TASK TO CARRY OUT:
Output the following data verbatim, reproducing every line in its original order.

◆ ◆ ◆ ◆ ◆

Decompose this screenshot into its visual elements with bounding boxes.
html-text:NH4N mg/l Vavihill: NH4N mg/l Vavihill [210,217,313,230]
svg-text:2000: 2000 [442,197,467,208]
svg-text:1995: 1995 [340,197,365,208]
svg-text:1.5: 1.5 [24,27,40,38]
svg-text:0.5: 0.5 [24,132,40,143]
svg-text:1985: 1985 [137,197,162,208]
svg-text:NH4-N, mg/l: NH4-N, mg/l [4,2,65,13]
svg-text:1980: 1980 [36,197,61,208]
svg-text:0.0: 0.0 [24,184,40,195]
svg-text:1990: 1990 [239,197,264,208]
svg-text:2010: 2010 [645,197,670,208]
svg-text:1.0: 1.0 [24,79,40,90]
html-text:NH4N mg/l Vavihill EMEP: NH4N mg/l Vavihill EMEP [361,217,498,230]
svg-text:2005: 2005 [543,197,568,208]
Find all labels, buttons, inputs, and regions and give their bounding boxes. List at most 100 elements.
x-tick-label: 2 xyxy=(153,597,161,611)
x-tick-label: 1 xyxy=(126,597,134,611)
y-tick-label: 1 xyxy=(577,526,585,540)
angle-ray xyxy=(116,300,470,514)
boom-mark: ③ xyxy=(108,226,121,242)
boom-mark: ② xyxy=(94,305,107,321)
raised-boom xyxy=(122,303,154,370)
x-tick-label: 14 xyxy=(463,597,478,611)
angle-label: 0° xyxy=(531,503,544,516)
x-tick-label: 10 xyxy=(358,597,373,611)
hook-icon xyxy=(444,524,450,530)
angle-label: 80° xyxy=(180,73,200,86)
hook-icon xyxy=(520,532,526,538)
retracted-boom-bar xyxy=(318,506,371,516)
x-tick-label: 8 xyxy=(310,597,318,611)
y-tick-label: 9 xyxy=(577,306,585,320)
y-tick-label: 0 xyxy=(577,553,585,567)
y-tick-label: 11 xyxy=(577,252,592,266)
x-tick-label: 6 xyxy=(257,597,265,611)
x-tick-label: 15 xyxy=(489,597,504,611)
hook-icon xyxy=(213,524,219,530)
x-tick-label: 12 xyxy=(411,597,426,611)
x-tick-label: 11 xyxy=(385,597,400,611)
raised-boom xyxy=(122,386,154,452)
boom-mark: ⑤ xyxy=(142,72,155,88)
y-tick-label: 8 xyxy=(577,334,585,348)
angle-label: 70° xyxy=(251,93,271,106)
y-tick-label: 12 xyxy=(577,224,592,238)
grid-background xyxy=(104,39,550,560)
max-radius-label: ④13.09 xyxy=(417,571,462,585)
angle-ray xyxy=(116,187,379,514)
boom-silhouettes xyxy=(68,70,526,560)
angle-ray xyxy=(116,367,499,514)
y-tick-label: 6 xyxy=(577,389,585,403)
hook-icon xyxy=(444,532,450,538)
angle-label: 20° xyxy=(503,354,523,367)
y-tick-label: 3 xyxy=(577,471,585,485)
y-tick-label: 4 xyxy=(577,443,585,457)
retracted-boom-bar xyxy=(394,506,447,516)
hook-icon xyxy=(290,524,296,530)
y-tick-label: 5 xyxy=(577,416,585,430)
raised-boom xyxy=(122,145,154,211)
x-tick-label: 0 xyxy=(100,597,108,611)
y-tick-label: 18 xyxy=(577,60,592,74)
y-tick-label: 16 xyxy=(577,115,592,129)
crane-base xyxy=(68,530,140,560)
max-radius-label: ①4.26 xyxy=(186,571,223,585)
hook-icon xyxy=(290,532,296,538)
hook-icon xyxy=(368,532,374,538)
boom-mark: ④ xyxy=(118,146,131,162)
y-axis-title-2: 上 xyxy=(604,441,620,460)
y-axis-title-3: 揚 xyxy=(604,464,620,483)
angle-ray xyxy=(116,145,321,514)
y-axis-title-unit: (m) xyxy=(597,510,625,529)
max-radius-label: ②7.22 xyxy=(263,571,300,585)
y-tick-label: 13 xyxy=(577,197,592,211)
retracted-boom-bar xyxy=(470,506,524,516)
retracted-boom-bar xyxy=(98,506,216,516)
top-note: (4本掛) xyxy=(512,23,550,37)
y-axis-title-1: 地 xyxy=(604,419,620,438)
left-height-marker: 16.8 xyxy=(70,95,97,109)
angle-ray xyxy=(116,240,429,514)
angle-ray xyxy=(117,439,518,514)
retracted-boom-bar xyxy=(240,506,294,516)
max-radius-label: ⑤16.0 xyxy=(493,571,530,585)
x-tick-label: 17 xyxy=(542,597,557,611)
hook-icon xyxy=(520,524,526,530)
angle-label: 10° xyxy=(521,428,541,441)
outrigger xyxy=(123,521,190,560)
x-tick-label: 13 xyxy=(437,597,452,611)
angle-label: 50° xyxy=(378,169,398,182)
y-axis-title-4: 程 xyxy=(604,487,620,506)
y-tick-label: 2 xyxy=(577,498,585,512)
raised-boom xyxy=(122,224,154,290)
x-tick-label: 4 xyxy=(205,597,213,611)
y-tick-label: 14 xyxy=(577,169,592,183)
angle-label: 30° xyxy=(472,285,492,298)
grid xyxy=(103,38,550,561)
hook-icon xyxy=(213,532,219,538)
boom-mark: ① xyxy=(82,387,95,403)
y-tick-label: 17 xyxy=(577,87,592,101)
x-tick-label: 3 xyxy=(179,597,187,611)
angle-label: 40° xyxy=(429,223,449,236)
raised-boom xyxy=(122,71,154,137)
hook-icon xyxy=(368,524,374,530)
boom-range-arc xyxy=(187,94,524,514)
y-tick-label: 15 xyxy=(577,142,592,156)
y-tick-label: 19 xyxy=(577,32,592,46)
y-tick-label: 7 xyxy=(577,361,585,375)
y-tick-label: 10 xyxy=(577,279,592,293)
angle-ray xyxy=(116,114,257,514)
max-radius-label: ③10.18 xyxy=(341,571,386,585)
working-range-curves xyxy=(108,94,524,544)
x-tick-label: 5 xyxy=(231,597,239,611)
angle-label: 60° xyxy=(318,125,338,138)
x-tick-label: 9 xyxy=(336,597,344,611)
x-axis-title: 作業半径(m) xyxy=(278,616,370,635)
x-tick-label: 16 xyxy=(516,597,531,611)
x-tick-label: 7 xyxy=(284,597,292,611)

◆ ◆ ◆ ◆ ◆

RESULT FOR THIS TASK:
Decompose this screenshot into its visual elements with bounding boxes.
html-text:NH4N mg/l Vavihill: NH4N mg/l Vavihill [210,217,313,230]
svg-text:2000: 2000 [442,197,467,208]
svg-text:1995: 1995 [340,197,365,208]
svg-text:1.5: 1.5 [24,27,40,38]
svg-text:0.5: 0.5 [24,132,40,143]
svg-text:1985: 1985 [137,197,162,208]
svg-text:NH4-N, mg/l: NH4-N, mg/l [4,2,65,13]
svg-text:1980: 1980 [36,197,61,208]
svg-text:0.0: 0.0 [24,184,40,195]
svg-text:1990: 1990 [239,197,264,208]
svg-text:2010: 2010 [645,197,670,208]
svg-text:1.0: 1.0 [24,79,40,90]
html-text:NH4N mg/l Vavihill EMEP: NH4N mg/l Vavihill EMEP [361,217,498,230]
svg-text:2005: 2005 [543,197,568,208]
Find all labels, buttons, inputs, and regions and give their bounding boxes. List at most 100 elements.
x-tick-label: 2 xyxy=(153,597,161,611)
x-tick-label: 1 xyxy=(126,597,134,611)
y-tick-label: 1 xyxy=(577,526,585,540)
angle-ray xyxy=(116,300,470,514)
boom-mark: ③ xyxy=(108,226,121,242)
boom-mark: ② xyxy=(94,305,107,321)
raised-boom xyxy=(122,303,154,370)
x-tick-label: 14 xyxy=(463,597,478,611)
angle-label: 0° xyxy=(531,503,544,516)
x-tick-label: 10 xyxy=(358,597,373,611)
hook-icon xyxy=(444,524,450,530)
angle-label: 80° xyxy=(180,73,200,86)
hook-icon xyxy=(520,532,526,538)
retracted-boom-bar xyxy=(318,506,371,516)
x-tick-label: 8 xyxy=(310,597,318,611)
y-tick-label: 9 xyxy=(577,306,585,320)
y-tick-label: 0 xyxy=(577,553,585,567)
y-tick-label: 11 xyxy=(577,252,592,266)
x-tick-label: 6 xyxy=(257,597,265,611)
x-tick-label: 15 xyxy=(489,597,504,611)
hook-icon xyxy=(213,524,219,530)
x-tick-label: 12 xyxy=(411,597,426,611)
x-tick-label: 11 xyxy=(385,597,400,611)
raised-boom xyxy=(122,386,154,452)
boom-mark: ⑤ xyxy=(142,72,155,88)
y-tick-label: 8 xyxy=(577,334,585,348)
angle-label: 70° xyxy=(251,93,271,106)
y-tick-label: 12 xyxy=(577,224,592,238)
grid-background xyxy=(104,39,550,560)
max-radius-label: ④13.09 xyxy=(417,571,462,585)
angle-ray xyxy=(116,187,379,514)
boom-silhouettes xyxy=(68,70,526,560)
angle-ray xyxy=(116,367,499,514)
y-tick-label: 6 xyxy=(577,389,585,403)
hook-icon xyxy=(444,532,450,538)
angle-label: 20° xyxy=(503,354,523,367)
y-tick-label: 3 xyxy=(577,471,585,485)
y-tick-label: 4 xyxy=(577,443,585,457)
retracted-boom-bar xyxy=(394,506,447,516)
hook-icon xyxy=(290,524,296,530)
y-tick-label: 5 xyxy=(577,416,585,430)
raised-boom xyxy=(122,145,154,211)
x-tick-label: 0 xyxy=(100,597,108,611)
y-tick-label: 18 xyxy=(577,60,592,74)
y-tick-label: 16 xyxy=(577,115,592,129)
crane-base xyxy=(68,530,140,560)
max-radius-label: ①4.26 xyxy=(186,571,223,585)
hook-icon xyxy=(290,532,296,538)
hook-icon xyxy=(368,532,374,538)
boom-mark: ④ xyxy=(118,146,131,162)
y-axis-title-2: 上 xyxy=(604,441,620,460)
y-axis-title-3: 揚 xyxy=(604,464,620,483)
angle-ray xyxy=(116,145,321,514)
y-axis-title-unit: (m) xyxy=(597,510,625,529)
max-radius-label: ②7.22 xyxy=(263,571,300,585)
y-tick-label: 13 xyxy=(577,197,592,211)
retracted-boom-bar xyxy=(470,506,524,516)
retracted-boom-bar xyxy=(98,506,216,516)
top-note: (4本掛) xyxy=(512,23,550,37)
y-axis-title-1: 地 xyxy=(604,419,620,438)
left-height-marker: 16.8 xyxy=(70,95,97,109)
angle-ray xyxy=(116,240,429,514)
angle-ray xyxy=(117,439,518,514)
retracted-boom-bar xyxy=(240,506,294,516)
max-radius-label: ⑤16.0 xyxy=(493,571,530,585)
x-tick-label: 17 xyxy=(542,597,557,611)
hook-icon xyxy=(520,524,526,530)
angle-label: 10° xyxy=(521,428,541,441)
outrigger xyxy=(123,521,190,560)
x-tick-label: 13 xyxy=(437,597,452,611)
angle-label: 50° xyxy=(378,169,398,182)
y-axis-title-4: 程 xyxy=(604,487,620,506)
y-tick-label: 2 xyxy=(577,498,585,512)
raised-boom xyxy=(122,224,154,290)
x-tick-label: 4 xyxy=(205,597,213,611)
y-tick-label: 14 xyxy=(577,169,592,183)
angle-label: 30° xyxy=(472,285,492,298)
grid xyxy=(103,38,550,561)
hook-icon xyxy=(213,532,219,538)
boom-mark: ① xyxy=(82,387,95,403)
y-tick-label: 17 xyxy=(577,87,592,101)
x-tick-label: 3 xyxy=(179,597,187,611)
angle-label: 40° xyxy=(429,223,449,236)
raised-boom xyxy=(122,71,154,137)
hook-icon xyxy=(368,524,374,530)
boom-range-arc xyxy=(187,94,524,514)
y-tick-label: 15 xyxy=(577,142,592,156)
y-tick-label: 19 xyxy=(577,32,592,46)
y-tick-label: 7 xyxy=(577,361,585,375)
y-tick-label: 10 xyxy=(577,279,592,293)
angle-ray xyxy=(116,114,257,514)
max-radius-label: ③10.18 xyxy=(341,571,386,585)
working-range-curves xyxy=(108,94,524,544)
x-tick-label: 5 xyxy=(231,597,239,611)
angle-label: 60° xyxy=(318,125,338,138)
x-tick-label: 9 xyxy=(336,597,344,611)
x-axis-title: 作業半径(m) xyxy=(278,616,370,635)
x-tick-label: 16 xyxy=(516,597,531,611)
x-tick-label: 7 xyxy=(284,597,292,611)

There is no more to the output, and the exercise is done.